-- Information given start --

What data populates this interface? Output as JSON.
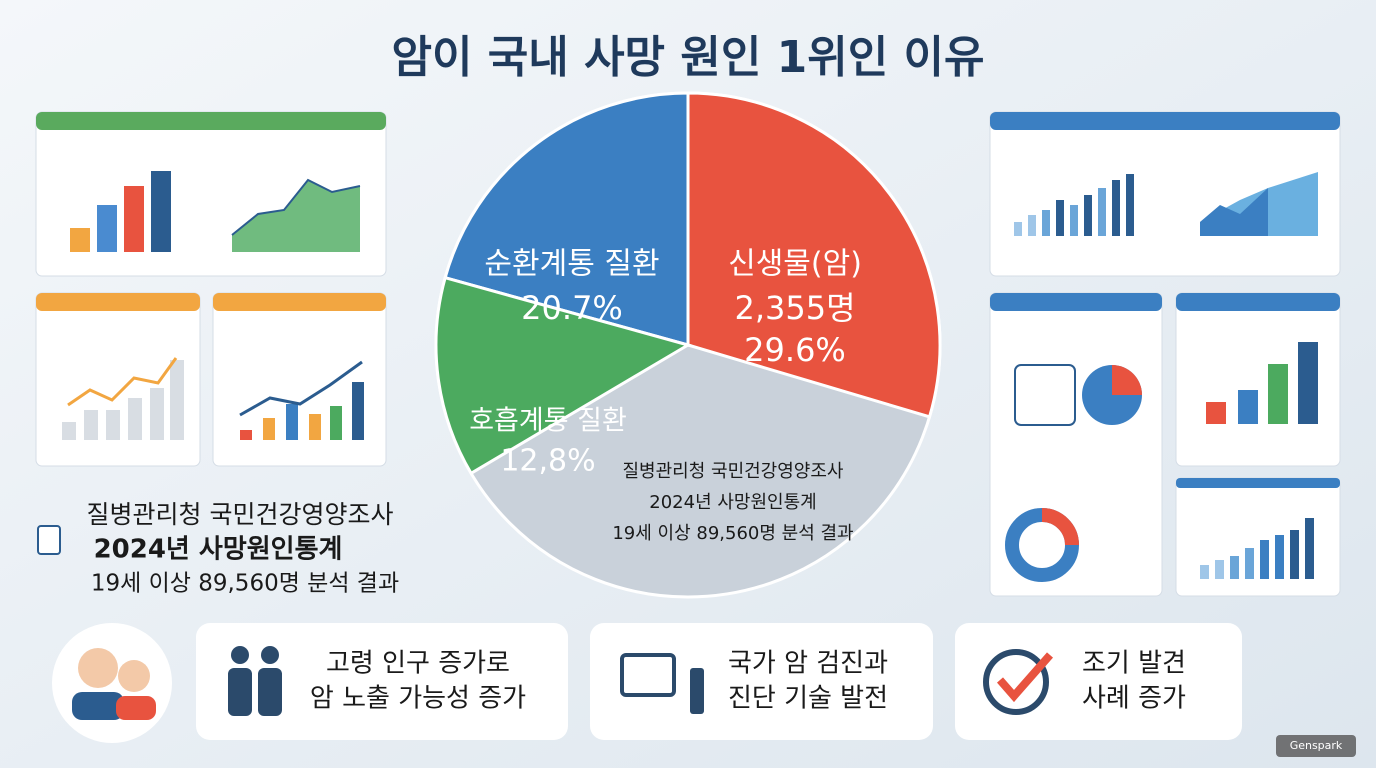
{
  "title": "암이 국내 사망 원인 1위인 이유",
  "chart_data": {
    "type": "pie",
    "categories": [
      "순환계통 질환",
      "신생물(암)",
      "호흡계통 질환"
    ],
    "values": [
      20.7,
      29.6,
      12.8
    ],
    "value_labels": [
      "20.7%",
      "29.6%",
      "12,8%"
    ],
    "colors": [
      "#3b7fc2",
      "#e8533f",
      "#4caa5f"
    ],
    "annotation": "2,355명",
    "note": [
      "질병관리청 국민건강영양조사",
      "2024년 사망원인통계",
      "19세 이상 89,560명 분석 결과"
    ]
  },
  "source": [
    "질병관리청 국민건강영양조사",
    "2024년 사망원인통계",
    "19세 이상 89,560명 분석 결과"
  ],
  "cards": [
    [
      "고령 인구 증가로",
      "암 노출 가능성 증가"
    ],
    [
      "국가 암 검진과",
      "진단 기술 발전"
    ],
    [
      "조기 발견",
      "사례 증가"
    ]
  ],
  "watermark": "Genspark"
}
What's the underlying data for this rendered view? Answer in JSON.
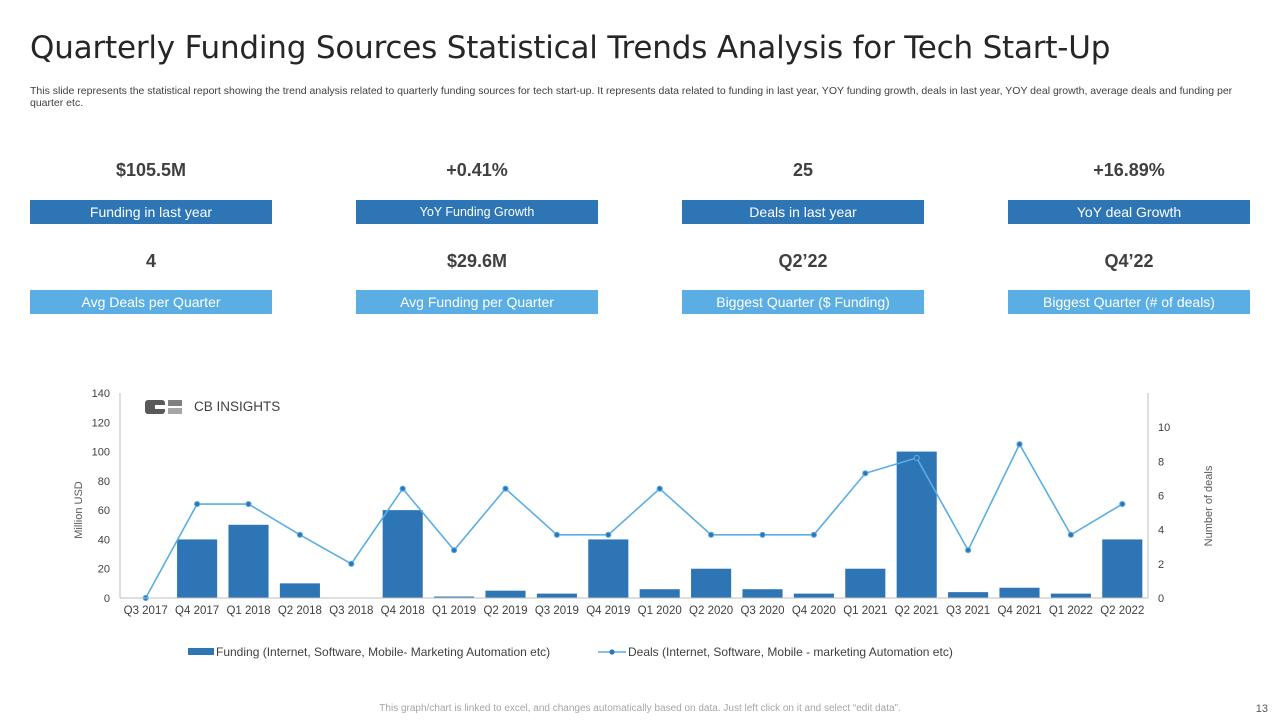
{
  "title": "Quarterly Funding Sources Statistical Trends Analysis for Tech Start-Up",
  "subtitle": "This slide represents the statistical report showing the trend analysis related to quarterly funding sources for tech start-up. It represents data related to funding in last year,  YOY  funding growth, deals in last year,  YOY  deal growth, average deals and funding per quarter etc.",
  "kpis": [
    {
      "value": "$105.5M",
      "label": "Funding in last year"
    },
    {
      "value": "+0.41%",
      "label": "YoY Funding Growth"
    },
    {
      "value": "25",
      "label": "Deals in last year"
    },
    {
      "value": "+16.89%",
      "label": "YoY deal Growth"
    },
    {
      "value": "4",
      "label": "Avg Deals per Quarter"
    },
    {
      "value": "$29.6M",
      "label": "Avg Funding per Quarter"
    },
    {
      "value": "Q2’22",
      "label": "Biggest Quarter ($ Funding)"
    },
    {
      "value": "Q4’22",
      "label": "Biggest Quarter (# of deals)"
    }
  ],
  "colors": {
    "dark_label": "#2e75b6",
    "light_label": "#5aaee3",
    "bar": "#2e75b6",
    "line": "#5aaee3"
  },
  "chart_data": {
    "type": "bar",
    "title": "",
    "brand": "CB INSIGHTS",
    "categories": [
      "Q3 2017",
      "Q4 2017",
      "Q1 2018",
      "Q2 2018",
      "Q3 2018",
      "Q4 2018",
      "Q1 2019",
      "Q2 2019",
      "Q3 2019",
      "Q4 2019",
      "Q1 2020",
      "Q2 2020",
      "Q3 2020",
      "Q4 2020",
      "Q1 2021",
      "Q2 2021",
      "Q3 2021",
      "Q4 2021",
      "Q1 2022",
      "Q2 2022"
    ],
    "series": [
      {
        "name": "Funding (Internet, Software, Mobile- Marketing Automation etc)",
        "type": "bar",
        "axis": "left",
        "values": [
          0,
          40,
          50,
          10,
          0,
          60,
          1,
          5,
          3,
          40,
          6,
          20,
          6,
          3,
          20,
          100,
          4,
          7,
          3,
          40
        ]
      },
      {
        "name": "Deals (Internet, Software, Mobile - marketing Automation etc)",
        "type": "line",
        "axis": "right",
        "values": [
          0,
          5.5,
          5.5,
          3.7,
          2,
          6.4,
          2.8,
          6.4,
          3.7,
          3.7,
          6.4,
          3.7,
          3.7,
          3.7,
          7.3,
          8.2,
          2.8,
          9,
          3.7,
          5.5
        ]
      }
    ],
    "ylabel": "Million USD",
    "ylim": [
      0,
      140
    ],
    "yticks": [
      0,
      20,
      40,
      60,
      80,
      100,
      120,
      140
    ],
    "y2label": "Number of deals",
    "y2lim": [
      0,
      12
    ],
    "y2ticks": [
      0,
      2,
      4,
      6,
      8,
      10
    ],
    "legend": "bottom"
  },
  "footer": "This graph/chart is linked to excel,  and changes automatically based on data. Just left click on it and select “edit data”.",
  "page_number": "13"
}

-- Information given end --

Task details:
Leave out the pictures and transcribe everything else exactly.

The solution:
What data populates this interface? Output as JSON.
{
  "title": "암이 국내 사망 원인 1위인 이유",
  "chart_data": {
    "type": "pie",
    "categories": [
      "순환계통 질환",
      "신생물(암)",
      "호흡계통 질환"
    ],
    "values": [
      20.7,
      29.6,
      12.8
    ],
    "value_labels": [
      "20.7%",
      "29.6%",
      "12,8%"
    ],
    "colors": [
      "#3b7fc2",
      "#e8533f",
      "#4caa5f"
    ],
    "annotation": "2,355명",
    "note": [
      "질병관리청 국민건강영양조사",
      "2024년 사망원인통계",
      "19세 이상 89,560명 분석 결과"
    ]
  },
  "source": [
    "질병관리청 국민건강영양조사",
    "2024년 사망원인통계",
    "19세 이상 89,560명 분석 결과"
  ],
  "cards": [
    [
      "고령 인구 증가로",
      "암 노출 가능성 증가"
    ],
    [
      "국가 암 검진과",
      "진단 기술 발전"
    ],
    [
      "조기 발견",
      "사례 증가"
    ]
  ],
  "watermark": "Genspark"
}
What's the underlying data for this rendered view? Answer in JSON.
{
  "title": "Quarterly Funding Sources Statistical Trends Analysis for Tech Start-Up",
  "subtitle": "This slide represents the statistical report showing the trend analysis related to quarterly funding sources for tech start-up. It represents data related to funding in last year,  YOY  funding growth, deals in last year,  YOY  deal growth, average deals and funding per quarter etc.",
  "kpis": [
    {
      "value": "$105.5M",
      "label": "Funding in last year"
    },
    {
      "value": "+0.41%",
      "label": "YoY Funding Growth"
    },
    {
      "value": "25",
      "label": "Deals in last year"
    },
    {
      "value": "+16.89%",
      "label": "YoY deal Growth"
    },
    {
      "value": "4",
      "label": "Avg Deals per Quarter"
    },
    {
      "value": "$29.6M",
      "label": "Avg Funding per Quarter"
    },
    {
      "value": "Q2’22",
      "label": "Biggest Quarter ($ Funding)"
    },
    {
      "value": "Q4’22",
      "label": "Biggest Quarter (# of deals)"
    }
  ],
  "colors": {
    "dark_label": "#2e75b6",
    "light_label": "#5aaee3",
    "bar": "#2e75b6",
    "line": "#5aaee3"
  },
  "chart_data": {
    "type": "bar",
    "title": "",
    "brand": "CB INSIGHTS",
    "categories": [
      "Q3 2017",
      "Q4 2017",
      "Q1 2018",
      "Q2 2018",
      "Q3 2018",
      "Q4 2018",
      "Q1 2019",
      "Q2 2019",
      "Q3 2019",
      "Q4 2019",
      "Q1 2020",
      "Q2 2020",
      "Q3 2020",
      "Q4 2020",
      "Q1 2021",
      "Q2 2021",
      "Q3 2021",
      "Q4 2021",
      "Q1 2022",
      "Q2 2022"
    ],
    "series": [
      {
        "name": "Funding (Internet, Software, Mobile- Marketing Automation etc)",
        "type": "bar",
        "axis": "left",
        "values": [
          0,
          40,
          50,
          10,
          0,
          60,
          1,
          5,
          3,
          40,
          6,
          20,
          6,
          3,
          20,
          100,
          4,
          7,
          3,
          40
        ]
      },
      {
        "name": "Deals (Internet, Software, Mobile - marketing Automation etc)",
        "type": "line",
        "axis": "right",
        "values": [
          0,
          5.5,
          5.5,
          3.7,
          2,
          6.4,
          2.8,
          6.4,
          3.7,
          3.7,
          6.4,
          3.7,
          3.7,
          3.7,
          7.3,
          8.2,
          2.8,
          9,
          3.7,
          5.5
        ]
      }
    ],
    "ylabel": "Million USD",
    "ylim": [
      0,
      140
    ],
    "yticks": [
      0,
      20,
      40,
      60,
      80,
      100,
      120,
      140
    ],
    "y2label": "Number of deals",
    "y2lim": [
      0,
      12
    ],
    "y2ticks": [
      0,
      2,
      4,
      6,
      8,
      10
    ],
    "legend": "bottom"
  },
  "footer": "This graph/chart is linked to excel,  and changes automatically based on data. Just left click on it and select “edit data”.",
  "page_number": "13"
}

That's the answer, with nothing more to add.